## Work to complete
Reproduce the complete listing without any deviation.

## Structured figure records
+===+

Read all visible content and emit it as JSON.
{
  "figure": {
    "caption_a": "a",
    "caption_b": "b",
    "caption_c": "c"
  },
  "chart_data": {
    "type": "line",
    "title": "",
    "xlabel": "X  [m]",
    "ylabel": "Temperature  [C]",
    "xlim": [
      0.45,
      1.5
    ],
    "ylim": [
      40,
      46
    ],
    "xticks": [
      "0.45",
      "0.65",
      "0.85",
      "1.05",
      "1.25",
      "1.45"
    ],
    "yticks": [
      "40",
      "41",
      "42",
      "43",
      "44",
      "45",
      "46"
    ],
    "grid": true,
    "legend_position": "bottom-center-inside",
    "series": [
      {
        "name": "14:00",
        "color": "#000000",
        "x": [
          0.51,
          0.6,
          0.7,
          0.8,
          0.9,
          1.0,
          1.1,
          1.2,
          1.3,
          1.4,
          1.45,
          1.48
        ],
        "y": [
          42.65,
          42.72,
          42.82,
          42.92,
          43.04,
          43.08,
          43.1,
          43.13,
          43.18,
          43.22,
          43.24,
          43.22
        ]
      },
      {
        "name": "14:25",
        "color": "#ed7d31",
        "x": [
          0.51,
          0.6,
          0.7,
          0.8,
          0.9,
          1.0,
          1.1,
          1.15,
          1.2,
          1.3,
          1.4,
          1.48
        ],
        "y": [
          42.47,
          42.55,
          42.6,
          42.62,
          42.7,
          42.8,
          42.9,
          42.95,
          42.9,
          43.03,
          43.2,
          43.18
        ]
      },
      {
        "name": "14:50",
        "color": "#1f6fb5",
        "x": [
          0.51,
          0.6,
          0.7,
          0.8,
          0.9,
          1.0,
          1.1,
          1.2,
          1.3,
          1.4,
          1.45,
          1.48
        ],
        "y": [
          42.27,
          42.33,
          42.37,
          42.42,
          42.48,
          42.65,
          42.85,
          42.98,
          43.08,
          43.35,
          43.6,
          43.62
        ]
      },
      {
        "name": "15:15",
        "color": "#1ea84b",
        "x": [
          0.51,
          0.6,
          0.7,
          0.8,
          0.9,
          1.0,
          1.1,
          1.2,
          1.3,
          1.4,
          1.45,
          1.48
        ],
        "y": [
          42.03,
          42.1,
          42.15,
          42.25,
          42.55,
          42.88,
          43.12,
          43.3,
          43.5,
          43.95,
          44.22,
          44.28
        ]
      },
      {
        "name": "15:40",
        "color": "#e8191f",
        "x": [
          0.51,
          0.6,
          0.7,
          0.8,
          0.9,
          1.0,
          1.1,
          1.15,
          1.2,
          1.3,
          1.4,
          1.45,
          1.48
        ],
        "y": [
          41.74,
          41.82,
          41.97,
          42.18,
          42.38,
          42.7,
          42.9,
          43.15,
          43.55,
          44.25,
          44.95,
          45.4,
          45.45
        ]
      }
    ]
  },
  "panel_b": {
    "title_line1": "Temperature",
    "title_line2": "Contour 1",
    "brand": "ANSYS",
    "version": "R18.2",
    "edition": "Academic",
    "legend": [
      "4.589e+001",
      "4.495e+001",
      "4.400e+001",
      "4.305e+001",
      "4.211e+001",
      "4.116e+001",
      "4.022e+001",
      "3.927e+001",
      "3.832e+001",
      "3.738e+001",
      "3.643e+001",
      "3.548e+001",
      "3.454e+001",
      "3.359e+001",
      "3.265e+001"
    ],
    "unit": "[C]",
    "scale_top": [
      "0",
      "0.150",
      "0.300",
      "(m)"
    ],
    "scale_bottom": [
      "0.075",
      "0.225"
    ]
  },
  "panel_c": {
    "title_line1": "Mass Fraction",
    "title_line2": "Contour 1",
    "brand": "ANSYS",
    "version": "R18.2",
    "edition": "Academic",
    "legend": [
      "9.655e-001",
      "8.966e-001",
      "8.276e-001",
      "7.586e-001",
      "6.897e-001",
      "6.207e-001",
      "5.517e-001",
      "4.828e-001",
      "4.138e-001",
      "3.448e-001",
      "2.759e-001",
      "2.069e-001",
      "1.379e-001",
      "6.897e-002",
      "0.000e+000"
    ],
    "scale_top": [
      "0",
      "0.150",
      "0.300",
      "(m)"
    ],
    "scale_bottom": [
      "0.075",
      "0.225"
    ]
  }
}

+===+

## Answer to the problem
Read all visible content and emit it as JSON.
{
  "figure": {
    "caption_a": "a",
    "caption_b": "b",
    "caption_c": "c"
  },
  "chart_data": {
    "type": "line",
    "title": "",
    "xlabel": "X  [m]",
    "ylabel": "Temperature  [C]",
    "xlim": [
      0.45,
      1.5
    ],
    "ylim": [
      40,
      46
    ],
    "xticks": [
      "0.45",
      "0.65",
      "0.85",
      "1.05",
      "1.25",
      "1.45"
    ],
    "yticks": [
      "40",
      "41",
      "42",
      "43",
      "44",
      "45",
      "46"
    ],
    "grid": true,
    "legend_position": "bottom-center-inside",
    "series": [
      {
        "name": "14:00",
        "color": "#000000",
        "x": [
          0.51,
          0.6,
          0.7,
          0.8,
          0.9,
          1.0,
          1.1,
          1.2,
          1.3,
          1.4,
          1.45,
          1.48
        ],
        "y": [
          42.65,
          42.72,
          42.82,
          42.92,
          43.04,
          43.08,
          43.1,
          43.13,
          43.18,
          43.22,
          43.24,
          43.22
        ]
      },
      {
        "name": "14:25",
        "color": "#ed7d31",
        "x": [
          0.51,
          0.6,
          0.7,
          0.8,
          0.9,
          1.0,
          1.1,
          1.15,
          1.2,
          1.3,
          1.4,
          1.48
        ],
        "y": [
          42.47,
          42.55,
          42.6,
          42.62,
          42.7,
          42.8,
          42.9,
          42.95,
          42.9,
          43.03,
          43.2,
          43.18
        ]
      },
      {
        "name": "14:50",
        "color": "#1f6fb5",
        "x": [
          0.51,
          0.6,
          0.7,
          0.8,
          0.9,
          1.0,
          1.1,
          1.2,
          1.3,
          1.4,
          1.45,
          1.48
        ],
        "y": [
          42.27,
          42.33,
          42.37,
          42.42,
          42.48,
          42.65,
          42.85,
          42.98,
          43.08,
          43.35,
          43.6,
          43.62
        ]
      },
      {
        "name": "15:15",
        "color": "#1ea84b",
        "x": [
          0.51,
          0.6,
          0.7,
          0.8,
          0.9,
          1.0,
          1.1,
          1.2,
          1.3,
          1.4,
          1.45,
          1.48
        ],
        "y": [
          42.03,
          42.1,
          42.15,
          42.25,
          42.55,
          42.88,
          43.12,
          43.3,
          43.5,
          43.95,
          44.22,
          44.28
        ]
      },
      {
        "name": "15:40",
        "color": "#e8191f",
        "x": [
          0.51,
          0.6,
          0.7,
          0.8,
          0.9,
          1.0,
          1.1,
          1.15,
          1.2,
          1.3,
          1.4,
          1.45,
          1.48
        ],
        "y": [
          41.74,
          41.82,
          41.97,
          42.18,
          42.38,
          42.7,
          42.9,
          43.15,
          43.55,
          44.25,
          44.95,
          45.4,
          45.45
        ]
      }
    ]
  },
  "panel_b": {
    "title_line1": "Temperature",
    "title_line2": "Contour 1",
    "brand": "ANSYS",
    "version": "R18.2",
    "edition": "Academic",
    "legend": [
      "4.589e+001",
      "4.495e+001",
      "4.400e+001",
      "4.305e+001",
      "4.211e+001",
      "4.116e+001",
      "4.022e+001",
      "3.927e+001",
      "3.832e+001",
      "3.738e+001",
      "3.643e+001",
      "3.548e+001",
      "3.454e+001",
      "3.359e+001",
      "3.265e+001"
    ],
    "unit": "[C]",
    "scale_top": [
      "0",
      "0.150",
      "0.300",
      "(m)"
    ],
    "scale_bottom": [
      "0.075",
      "0.225"
    ]
  },
  "panel_c": {
    "title_line1": "Mass Fraction",
    "title_line2": "Contour 1",
    "brand": "ANSYS",
    "version": "R18.2",
    "edition": "Academic",
    "legend": [
      "9.655e-001",
      "8.966e-001",
      "8.276e-001",
      "7.586e-001",
      "6.897e-001",
      "6.207e-001",
      "5.517e-001",
      "4.828e-001",
      "4.138e-001",
      "3.448e-001",
      "2.759e-001",
      "2.069e-001",
      "1.379e-001",
      "6.897e-002",
      "0.000e+000"
    ],
    "scale_top": [
      "0",
      "0.150",
      "0.300",
      "(m)"
    ],
    "scale_bottom": [
      "0.075",
      "0.225"
    ]
  }
}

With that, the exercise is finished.